Exercise description: Reproduce every entry below precisely. Pictures are excluded from the copy.

:::::

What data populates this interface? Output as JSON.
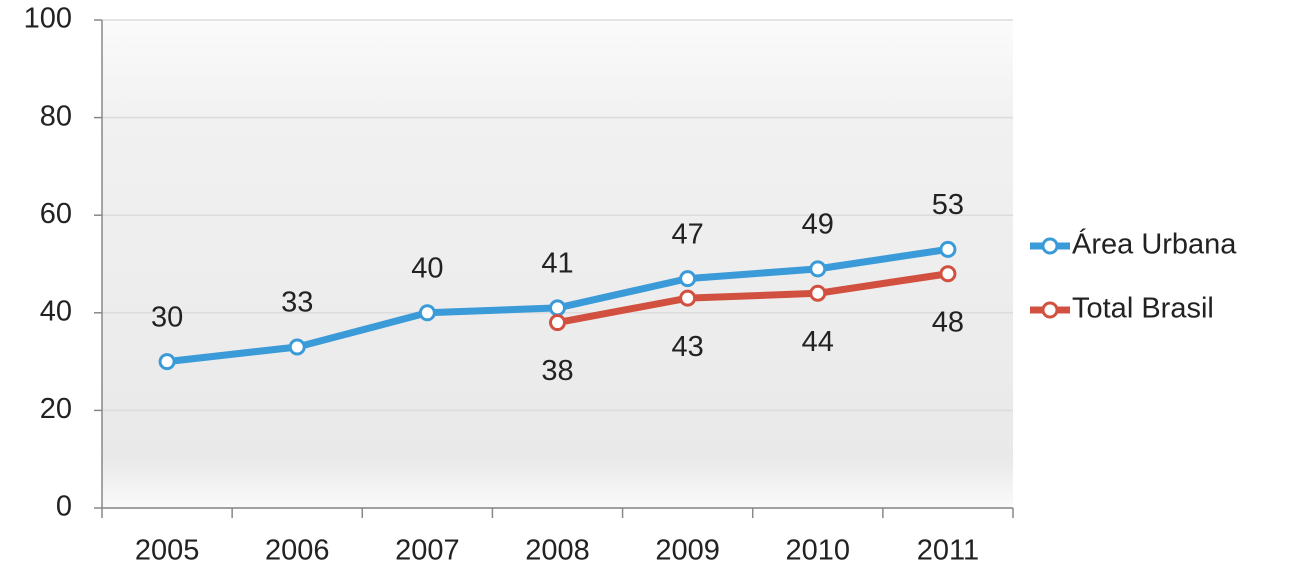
{
  "chart_data": {
    "type": "line",
    "categories": [
      "2005",
      "2006",
      "2007",
      "2008",
      "2009",
      "2010",
      "2011"
    ],
    "series": [
      {
        "name": "Área Urbana",
        "color": "#3b9ad8",
        "values": [
          30,
          33,
          40,
          41,
          47,
          49,
          53
        ]
      },
      {
        "name": "Total Brasil",
        "color": "#d2503f",
        "values": [
          null,
          null,
          null,
          38,
          43,
          44,
          48
        ]
      }
    ],
    "ylim": [
      0,
      100
    ],
    "yticks": [
      0,
      20,
      40,
      60,
      80,
      100
    ],
    "grid": true,
    "legend": "right"
  }
}
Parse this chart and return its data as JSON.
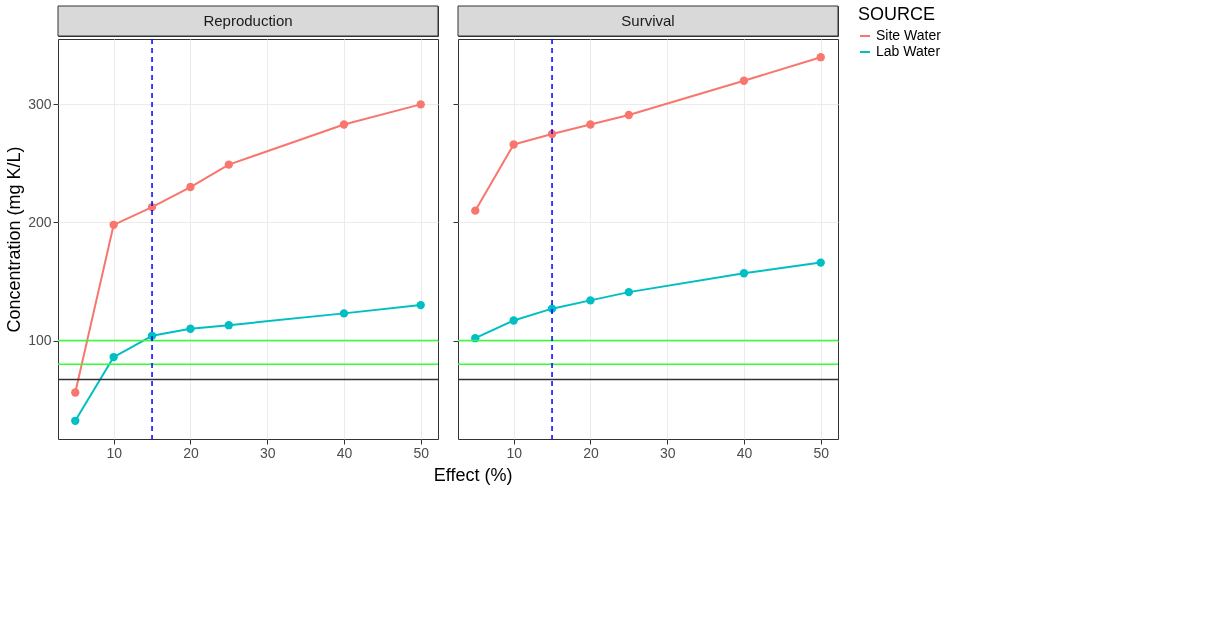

:::::

Solution to the exercise:
What data populates this interface? Output as JSON.
{
  "chart_data": {
    "type": "line",
    "categories": [
      "2005",
      "2006",
      "2007",
      "2008",
      "2009",
      "2010",
      "2011"
    ],
    "series": [
      {
        "name": "Área Urbana",
        "color": "#3b9ad8",
        "values": [
          30,
          33,
          40,
          41,
          47,
          49,
          53
        ]
      },
      {
        "name": "Total Brasil",
        "color": "#d2503f",
        "values": [
          null,
          null,
          null,
          38,
          43,
          44,
          48
        ]
      }
    ],
    "ylim": [
      0,
      100
    ],
    "yticks": [
      0,
      20,
      40,
      60,
      80,
      100
    ],
    "grid": true,
    "legend": "right"
  }
}
Parse this chart and return its data as JSON.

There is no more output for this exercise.